### PROBLEM DESCRIPTION
Copy out all the entries word for word.
- - - - -
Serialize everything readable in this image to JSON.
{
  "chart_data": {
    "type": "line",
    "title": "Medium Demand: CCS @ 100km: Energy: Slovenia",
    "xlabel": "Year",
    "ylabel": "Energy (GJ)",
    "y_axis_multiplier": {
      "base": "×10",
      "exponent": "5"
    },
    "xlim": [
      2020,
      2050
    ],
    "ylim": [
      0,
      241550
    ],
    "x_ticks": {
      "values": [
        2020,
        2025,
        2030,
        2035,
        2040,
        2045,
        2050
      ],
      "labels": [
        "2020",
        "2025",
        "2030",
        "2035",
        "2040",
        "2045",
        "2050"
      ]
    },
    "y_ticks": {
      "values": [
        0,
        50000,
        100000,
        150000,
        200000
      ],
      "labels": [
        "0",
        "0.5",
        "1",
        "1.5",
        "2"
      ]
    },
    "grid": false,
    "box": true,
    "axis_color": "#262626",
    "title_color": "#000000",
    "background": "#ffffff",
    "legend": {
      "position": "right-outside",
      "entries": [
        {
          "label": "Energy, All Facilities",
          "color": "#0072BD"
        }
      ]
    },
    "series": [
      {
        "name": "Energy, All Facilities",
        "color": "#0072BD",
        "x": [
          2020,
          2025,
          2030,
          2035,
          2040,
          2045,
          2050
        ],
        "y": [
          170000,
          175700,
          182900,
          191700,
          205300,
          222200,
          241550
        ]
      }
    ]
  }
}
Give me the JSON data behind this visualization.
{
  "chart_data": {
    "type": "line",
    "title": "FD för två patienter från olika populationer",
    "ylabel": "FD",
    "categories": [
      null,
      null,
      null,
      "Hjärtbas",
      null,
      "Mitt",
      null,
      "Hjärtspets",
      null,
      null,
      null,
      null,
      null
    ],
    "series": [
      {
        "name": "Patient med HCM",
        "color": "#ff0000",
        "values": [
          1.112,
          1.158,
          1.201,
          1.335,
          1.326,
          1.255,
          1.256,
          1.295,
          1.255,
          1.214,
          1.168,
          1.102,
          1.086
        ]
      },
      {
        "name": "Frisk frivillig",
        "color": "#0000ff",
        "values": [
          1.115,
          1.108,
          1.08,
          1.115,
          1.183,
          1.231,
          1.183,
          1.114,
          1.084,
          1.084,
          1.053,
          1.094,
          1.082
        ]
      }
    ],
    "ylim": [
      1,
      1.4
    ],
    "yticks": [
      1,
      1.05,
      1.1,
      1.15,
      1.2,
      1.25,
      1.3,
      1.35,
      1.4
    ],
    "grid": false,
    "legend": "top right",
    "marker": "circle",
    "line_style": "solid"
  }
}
- - - - -
### EXERCISE RESULT
Serialize everything readable in this image to JSON.
{
  "chart_data": {
    "type": "line",
    "title": "Medium Demand: CCS @ 100km: Energy: Slovenia",
    "xlabel": "Year",
    "ylabel": "Energy (GJ)",
    "y_axis_multiplier": {
      "base": "×10",
      "exponent": "5"
    },
    "xlim": [
      2020,
      2050
    ],
    "ylim": [
      0,
      241550
    ],
    "x_ticks": {
      "values": [
        2020,
        2025,
        2030,
        2035,
        2040,
        2045,
        2050
      ],
      "labels": [
        "2020",
        "2025",
        "2030",
        "2035",
        "2040",
        "2045",
        "2050"
      ]
    },
    "y_ticks": {
      "values": [
        0,
        50000,
        100000,
        150000,
        200000
      ],
      "labels": [
        "0",
        "0.5",
        "1",
        "1.5",
        "2"
      ]
    },
    "grid": false,
    "box": true,
    "axis_color": "#262626",
    "title_color": "#000000",
    "background": "#ffffff",
    "legend": {
      "position": "right-outside",
      "entries": [
        {
          "label": "Energy, All Facilities",
          "color": "#0072BD"
        }
      ]
    },
    "series": [
      {
        "name": "Energy, All Facilities",
        "color": "#0072BD",
        "x": [
          2020,
          2025,
          2030,
          2035,
          2040,
          2045,
          2050
        ],
        "y": [
          170000,
          175700,
          182900,
          191700,
          205300,
          222200,
          241550
        ]
      }
    ]
  }
}
Give me the JSON data behind this visualization.
{
  "chart_data": {
    "type": "line",
    "title": "FD för två patienter från olika populationer",
    "ylabel": "FD",
    "categories": [
      null,
      null,
      null,
      "Hjärtbas",
      null,
      "Mitt",
      null,
      "Hjärtspets",
      null,
      null,
      null,
      null,
      null
    ],
    "series": [
      {
        "name": "Patient med HCM",
        "color": "#ff0000",
        "values": [
          1.112,
          1.158,
          1.201,
          1.335,
          1.326,
          1.255,
          1.256,
          1.295,
          1.255,
          1.214,
          1.168,
          1.102,
          1.086
        ]
      },
      {
        "name": "Frisk frivillig",
        "color": "#0000ff",
        "values": [
          1.115,
          1.108,
          1.08,
          1.115,
          1.183,
          1.231,
          1.183,
          1.114,
          1.084,
          1.084,
          1.053,
          1.094,
          1.082
        ]
      }
    ],
    "ylim": [
      1,
      1.4
    ],
    "yticks": [
      1,
      1.05,
      1.1,
      1.15,
      1.2,
      1.25,
      1.3,
      1.35,
      1.4
    ],
    "grid": false,
    "legend": "top right",
    "marker": "circle",
    "line_style": "solid"
  }
}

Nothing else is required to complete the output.